--- Start of Source data ---

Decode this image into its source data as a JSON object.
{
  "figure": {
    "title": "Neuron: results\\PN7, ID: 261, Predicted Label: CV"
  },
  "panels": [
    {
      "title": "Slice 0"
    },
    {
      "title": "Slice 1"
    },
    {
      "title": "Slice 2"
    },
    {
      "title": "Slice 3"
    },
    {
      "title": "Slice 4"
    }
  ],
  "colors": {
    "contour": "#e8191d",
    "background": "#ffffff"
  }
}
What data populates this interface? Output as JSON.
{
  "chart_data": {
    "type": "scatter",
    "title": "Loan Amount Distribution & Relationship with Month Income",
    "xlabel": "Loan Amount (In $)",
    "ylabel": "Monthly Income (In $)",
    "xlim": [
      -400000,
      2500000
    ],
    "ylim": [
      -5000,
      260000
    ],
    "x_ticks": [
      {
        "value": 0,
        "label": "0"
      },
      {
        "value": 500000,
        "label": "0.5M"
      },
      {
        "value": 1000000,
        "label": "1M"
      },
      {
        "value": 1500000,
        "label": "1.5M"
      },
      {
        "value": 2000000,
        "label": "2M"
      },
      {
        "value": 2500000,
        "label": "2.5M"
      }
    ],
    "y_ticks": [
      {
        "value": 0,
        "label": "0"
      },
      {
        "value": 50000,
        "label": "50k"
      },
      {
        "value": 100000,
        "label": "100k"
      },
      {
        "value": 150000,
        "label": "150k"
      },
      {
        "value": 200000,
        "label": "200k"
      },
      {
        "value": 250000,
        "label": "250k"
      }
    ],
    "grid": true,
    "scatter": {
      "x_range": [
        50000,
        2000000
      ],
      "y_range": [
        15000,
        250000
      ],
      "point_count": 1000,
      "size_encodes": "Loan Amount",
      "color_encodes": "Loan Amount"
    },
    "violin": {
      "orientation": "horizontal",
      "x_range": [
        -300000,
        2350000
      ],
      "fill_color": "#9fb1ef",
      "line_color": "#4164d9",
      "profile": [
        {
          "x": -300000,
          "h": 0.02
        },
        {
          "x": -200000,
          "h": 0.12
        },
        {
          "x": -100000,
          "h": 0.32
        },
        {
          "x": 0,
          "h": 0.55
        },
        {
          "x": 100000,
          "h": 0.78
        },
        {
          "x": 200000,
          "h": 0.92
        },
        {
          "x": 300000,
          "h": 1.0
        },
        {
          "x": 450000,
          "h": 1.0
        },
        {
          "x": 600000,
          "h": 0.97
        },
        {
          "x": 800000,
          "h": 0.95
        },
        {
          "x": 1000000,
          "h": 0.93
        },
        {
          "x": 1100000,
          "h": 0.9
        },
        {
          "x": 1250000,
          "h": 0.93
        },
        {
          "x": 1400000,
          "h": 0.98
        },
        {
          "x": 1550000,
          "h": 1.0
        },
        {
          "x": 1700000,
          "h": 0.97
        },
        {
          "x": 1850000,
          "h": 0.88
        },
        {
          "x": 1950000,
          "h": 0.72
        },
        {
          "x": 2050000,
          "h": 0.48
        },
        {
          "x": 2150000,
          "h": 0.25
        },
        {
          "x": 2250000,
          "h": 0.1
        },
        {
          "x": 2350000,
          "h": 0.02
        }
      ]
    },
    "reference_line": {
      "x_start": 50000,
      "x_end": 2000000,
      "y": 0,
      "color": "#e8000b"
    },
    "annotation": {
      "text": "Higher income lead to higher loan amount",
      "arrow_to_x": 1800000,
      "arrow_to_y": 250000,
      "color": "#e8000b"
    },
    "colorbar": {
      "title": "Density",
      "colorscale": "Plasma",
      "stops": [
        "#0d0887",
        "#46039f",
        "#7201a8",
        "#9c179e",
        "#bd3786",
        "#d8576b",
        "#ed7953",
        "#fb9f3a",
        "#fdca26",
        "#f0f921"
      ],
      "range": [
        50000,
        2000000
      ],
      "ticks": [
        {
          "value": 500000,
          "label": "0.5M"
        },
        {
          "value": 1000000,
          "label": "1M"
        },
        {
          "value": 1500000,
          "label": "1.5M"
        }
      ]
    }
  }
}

--- End of Source data ---

Objective: Return every line exactly.

The response:
Decode this image into its source data as a JSON object.
{
  "figure": {
    "title": "Neuron: results\\PN7, ID: 261, Predicted Label: CV"
  },
  "panels": [
    {
      "title": "Slice 0"
    },
    {
      "title": "Slice 1"
    },
    {
      "title": "Slice 2"
    },
    {
      "title": "Slice 3"
    },
    {
      "title": "Slice 4"
    }
  ],
  "colors": {
    "contour": "#e8191d",
    "background": "#ffffff"
  }
}
What data populates this interface? Output as JSON.
{
  "chart_data": {
    "type": "scatter",
    "title": "Loan Amount Distribution & Relationship with Month Income",
    "xlabel": "Loan Amount (In $)",
    "ylabel": "Monthly Income (In $)",
    "xlim": [
      -400000,
      2500000
    ],
    "ylim": [
      -5000,
      260000
    ],
    "x_ticks": [
      {
        "value": 0,
        "label": "0"
      },
      {
        "value": 500000,
        "label": "0.5M"
      },
      {
        "value": 1000000,
        "label": "1M"
      },
      {
        "value": 1500000,
        "label": "1.5M"
      },
      {
        "value": 2000000,
        "label": "2M"
      },
      {
        "value": 2500000,
        "label": "2.5M"
      }
    ],
    "y_ticks": [
      {
        "value": 0,
        "label": "0"
      },
      {
        "value": 50000,
        "label": "50k"
      },
      {
        "value": 100000,
        "label": "100k"
      },
      {
        "value": 150000,
        "label": "150k"
      },
      {
        "value": 200000,
        "label": "200k"
      },
      {
        "value": 250000,
        "label": "250k"
      }
    ],
    "grid": true,
    "scatter": {
      "x_range": [
        50000,
        2000000
      ],
      "y_range": [
        15000,
        250000
      ],
      "point_count": 1000,
      "size_encodes": "Loan Amount",
      "color_encodes": "Loan Amount"
    },
    "violin": {
      "orientation": "horizontal",
      "x_range": [
        -300000,
        2350000
      ],
      "fill_color": "#9fb1ef",
      "line_color": "#4164d9",
      "profile": [
        {
          "x": -300000,
          "h": 0.02
        },
        {
          "x": -200000,
          "h": 0.12
        },
        {
          "x": -100000,
          "h": 0.32
        },
        {
          "x": 0,
          "h": 0.55
        },
        {
          "x": 100000,
          "h": 0.78
        },
        {
          "x": 200000,
          "h": 0.92
        },
        {
          "x": 300000,
          "h": 1.0
        },
        {
          "x": 450000,
          "h": 1.0
        },
        {
          "x": 600000,
          "h": 0.97
        },
        {
          "x": 800000,
          "h": 0.95
        },
        {
          "x": 1000000,
          "h": 0.93
        },
        {
          "x": 1100000,
          "h": 0.9
        },
        {
          "x": 1250000,
          "h": 0.93
        },
        {
          "x": 1400000,
          "h": 0.98
        },
        {
          "x": 1550000,
          "h": 1.0
        },
        {
          "x": 1700000,
          "h": 0.97
        },
        {
          "x": 1850000,
          "h": 0.88
        },
        {
          "x": 1950000,
          "h": 0.72
        },
        {
          "x": 2050000,
          "h": 0.48
        },
        {
          "x": 2150000,
          "h": 0.25
        },
        {
          "x": 2250000,
          "h": 0.1
        },
        {
          "x": 2350000,
          "h": 0.02
        }
      ]
    },
    "reference_line": {
      "x_start": 50000,
      "x_end": 2000000,
      "y": 0,
      "color": "#e8000b"
    },
    "annotation": {
      "text": "Higher income lead to higher loan amount",
      "arrow_to_x": 1800000,
      "arrow_to_y": 250000,
      "color": "#e8000b"
    },
    "colorbar": {
      "title": "Density",
      "colorscale": "Plasma",
      "stops": [
        "#0d0887",
        "#46039f",
        "#7201a8",
        "#9c179e",
        "#bd3786",
        "#d8576b",
        "#ed7953",
        "#fb9f3a",
        "#fdca26",
        "#f0f921"
      ],
      "range": [
        50000,
        2000000
      ],
      "ticks": [
        {
          "value": 500000,
          "label": "0.5M"
        },
        {
          "value": 1000000,
          "label": "1M"
        },
        {
          "value": 1500000,
          "label": "1.5M"
        }
      ]
    }
  }
}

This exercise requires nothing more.